Challenge: The entries below need to be written out exactly, with no pictures included.

Dataset:
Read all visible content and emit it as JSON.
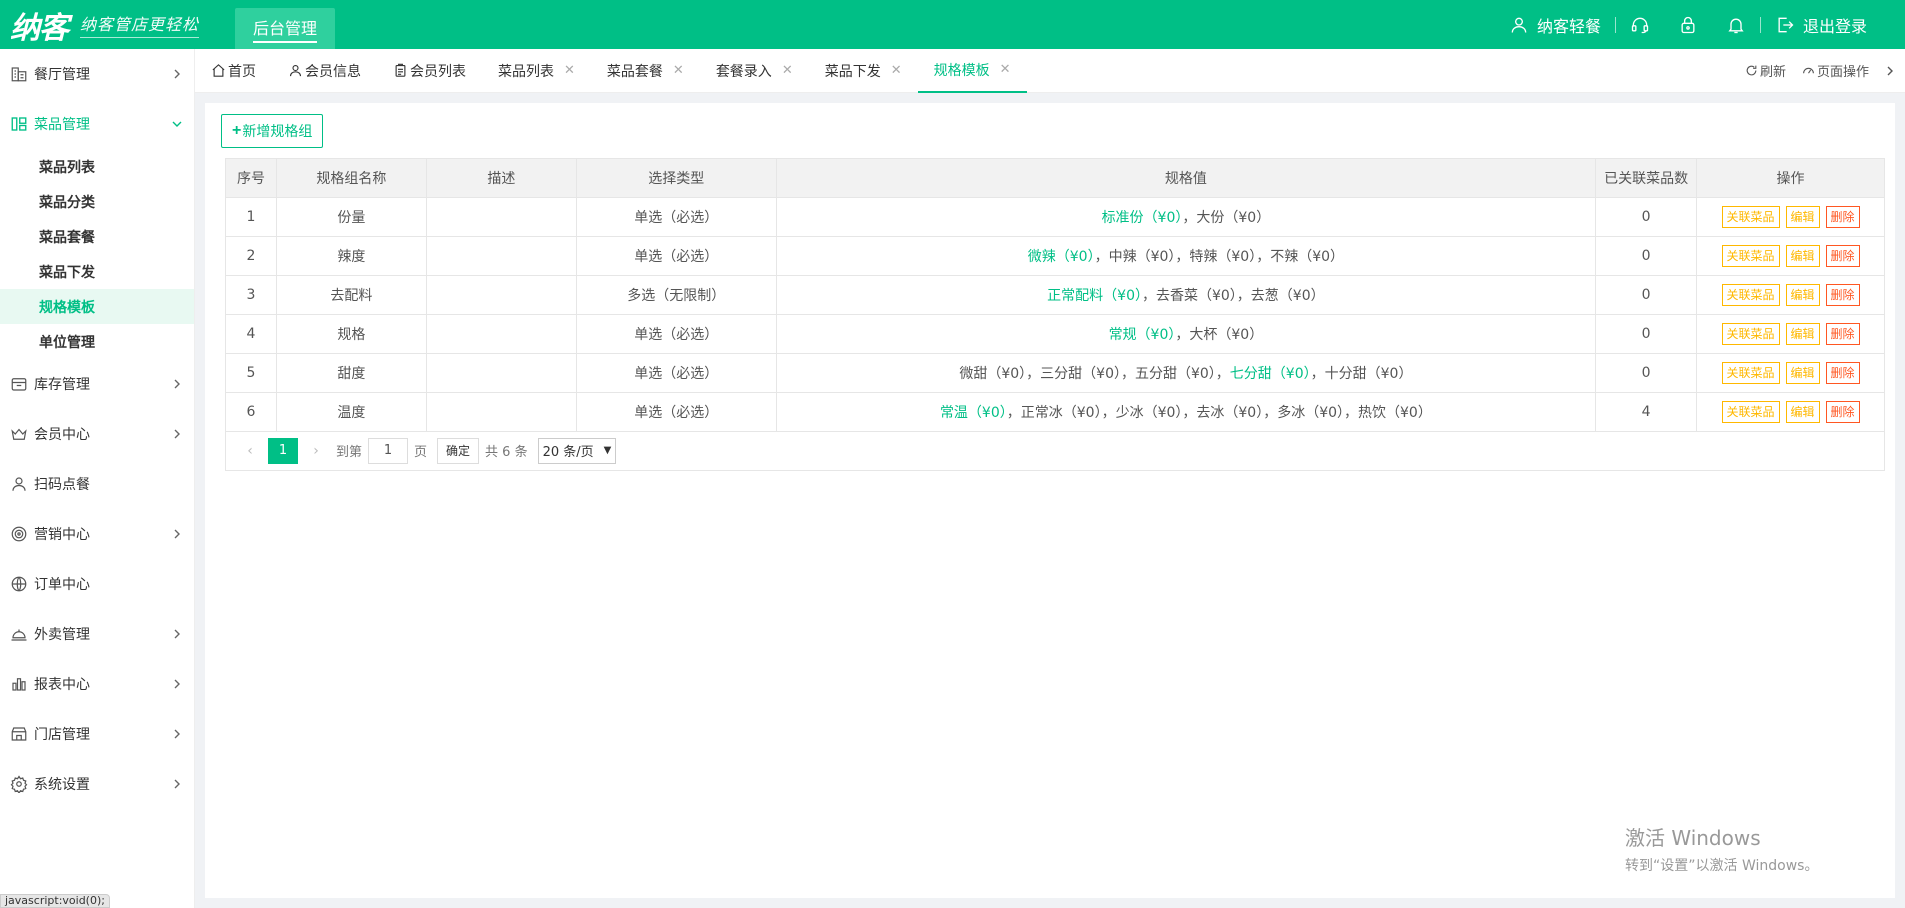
{
  "header": {
    "logo": "纳客",
    "slogan": "纳客管店更轻松",
    "admin_tab": "后台管理",
    "user": "纳客轻餐",
    "logout": "退出登录"
  },
  "sidebar": {
    "items": [
      {
        "label": "餐厅管理"
      },
      {
        "label": "菜品管理"
      },
      {
        "label": "库存管理"
      },
      {
        "label": "会员中心"
      },
      {
        "label": "扫码点餐"
      },
      {
        "label": "营销中心"
      },
      {
        "label": "订单中心"
      },
      {
        "label": "外卖管理"
      },
      {
        "label": "报表中心"
      },
      {
        "label": "门店管理"
      },
      {
        "label": "系统设置"
      }
    ],
    "sub_items": [
      "菜品列表",
      "菜品分类",
      "菜品套餐",
      "菜品下发",
      "规格模板",
      "单位管理"
    ],
    "status_tip": "javascript:void(0);"
  },
  "tabs": [
    {
      "label": "首页"
    },
    {
      "label": "会员信息"
    },
    {
      "label": "会员列表"
    },
    {
      "label": "菜品列表"
    },
    {
      "label": "菜品套餐"
    },
    {
      "label": "套餐录入"
    },
    {
      "label": "菜品下发"
    },
    {
      "label": "规格模板"
    }
  ],
  "tab_actions": {
    "refresh": "刷新",
    "page_ops": "页面操作"
  },
  "content": {
    "add_button": "新增规格组",
    "columns": [
      "序号",
      "规格组名称",
      "描述",
      "选择类型",
      "规格值",
      "已关联菜品数",
      "操作"
    ],
    "rows": [
      {
        "no": "1",
        "name": "份量",
        "desc": "",
        "type": "单选（必选）",
        "pre": "",
        "default": "标准份（¥0）",
        "post": "，大份（¥0）",
        "count": "0"
      },
      {
        "no": "2",
        "name": "辣度",
        "desc": "",
        "type": "单选（必选）",
        "pre": "",
        "default": "微辣（¥0）",
        "post": "，中辣（¥0），特辣（¥0），不辣（¥0）",
        "count": "0"
      },
      {
        "no": "3",
        "name": "去配料",
        "desc": "",
        "type": "多选（无限制）",
        "pre": "",
        "default": "正常配料（¥0）",
        "post": "，去香菜（¥0），去葱（¥0）",
        "count": "0"
      },
      {
        "no": "4",
        "name": "规格",
        "desc": "",
        "type": "单选（必选）",
        "pre": "",
        "default": "常规（¥0）",
        "post": "，大杯（¥0）",
        "count": "0"
      },
      {
        "no": "5",
        "name": "甜度",
        "desc": "",
        "type": "单选（必选）",
        "pre": "微甜（¥0），三分甜（¥0），五分甜（¥0），",
        "default": "七分甜（¥0）",
        "post": "，十分甜（¥0）",
        "count": "0"
      },
      {
        "no": "6",
        "name": "温度",
        "desc": "",
        "type": "单选（必选）",
        "pre": "",
        "default": "常温（¥0）",
        "post": "，正常冰（¥0），少冰（¥0），去冰（¥0），多冰（¥0），热饮（¥0）",
        "count": "4"
      }
    ],
    "ops": {
      "link": "关联菜品",
      "edit": "编辑",
      "delete": "删除"
    }
  },
  "pager": {
    "current": "1",
    "goto": "到第",
    "page_input": "1",
    "page_unit": "页",
    "confirm": "确定",
    "total": "共 6 条",
    "page_size": "20 条/页"
  },
  "watermark": {
    "line1": "激活 Windows",
    "line2": "转到“设置”以激活 Windows。"
  },
  "colors": {
    "brand": "#00bf86",
    "warning": "#ffb800",
    "danger": "#ff5722"
  }
}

Task output:
Read all visible content and emit it as JSON.
{
  "header": {
    "logo": "纳客",
    "slogan": "纳客管店更轻松",
    "admin_tab": "后台管理",
    "user": "纳客轻餐",
    "logout": "退出登录"
  },
  "sidebar": {
    "items": [
      {
        "label": "餐厅管理"
      },
      {
        "label": "菜品管理"
      },
      {
        "label": "库存管理"
      },
      {
        "label": "会员中心"
      },
      {
        "label": "扫码点餐"
      },
      {
        "label": "营销中心"
      },
      {
        "label": "订单中心"
      },
      {
        "label": "外卖管理"
      },
      {
        "label": "报表中心"
      },
      {
        "label": "门店管理"
      },
      {
        "label": "系统设置"
      }
    ],
    "sub_items": [
      "菜品列表",
      "菜品分类",
      "菜品套餐",
      "菜品下发",
      "规格模板",
      "单位管理"
    ],
    "status_tip": "javascript:void(0);"
  },
  "tabs": [
    {
      "label": "首页"
    },
    {
      "label": "会员信息"
    },
    {
      "label": "会员列表"
    },
    {
      "label": "菜品列表"
    },
    {
      "label": "菜品套餐"
    },
    {
      "label": "套餐录入"
    },
    {
      "label": "菜品下发"
    },
    {
      "label": "规格模板"
    }
  ],
  "tab_actions": {
    "refresh": "刷新",
    "page_ops": "页面操作"
  },
  "content": {
    "add_button": "新增规格组",
    "columns": [
      "序号",
      "规格组名称",
      "描述",
      "选择类型",
      "规格值",
      "已关联菜品数",
      "操作"
    ],
    "rows": [
      {
        "no": "1",
        "name": "份量",
        "desc": "",
        "type": "单选（必选）",
        "pre": "",
        "default": "标准份（¥0）",
        "post": "，大份（¥0）",
        "count": "0"
      },
      {
        "no": "2",
        "name": "辣度",
        "desc": "",
        "type": "单选（必选）",
        "pre": "",
        "default": "微辣（¥0）",
        "post": "，中辣（¥0），特辣（¥0），不辣（¥0）",
        "count": "0"
      },
      {
        "no": "3",
        "name": "去配料",
        "desc": "",
        "type": "多选（无限制）",
        "pre": "",
        "default": "正常配料（¥0）",
        "post": "，去香菜（¥0），去葱（¥0）",
        "count": "0"
      },
      {
        "no": "4",
        "name": "规格",
        "desc": "",
        "type": "单选（必选）",
        "pre": "",
        "default": "常规（¥0）",
        "post": "，大杯（¥0）",
        "count": "0"
      },
      {
        "no": "5",
        "name": "甜度",
        "desc": "",
        "type": "单选（必选）",
        "pre": "微甜（¥0），三分甜（¥0），五分甜（¥0），",
        "default": "七分甜（¥0）",
        "post": "，十分甜（¥0）",
        "count": "0"
      },
      {
        "no": "6",
        "name": "温度",
        "desc": "",
        "type": "单选（必选）",
        "pre": "",
        "default": "常温（¥0）",
        "post": "，正常冰（¥0），少冰（¥0），去冰（¥0），多冰（¥0），热饮（¥0）",
        "count": "4"
      }
    ],
    "ops": {
      "link": "关联菜品",
      "edit": "编辑",
      "delete": "删除"
    }
  },
  "pager": {
    "current": "1",
    "goto": "到第",
    "page_input": "1",
    "page_unit": "页",
    "confirm": "确定",
    "total": "共 6 条",
    "page_size": "20 条/页"
  },
  "watermark": {
    "line1": "激活 Windows",
    "line2": "转到“设置”以激活 Windows。"
  },
  "colors": {
    "brand": "#00bf86",
    "warning": "#ffb800",
    "danger": "#ff5722"
  }
}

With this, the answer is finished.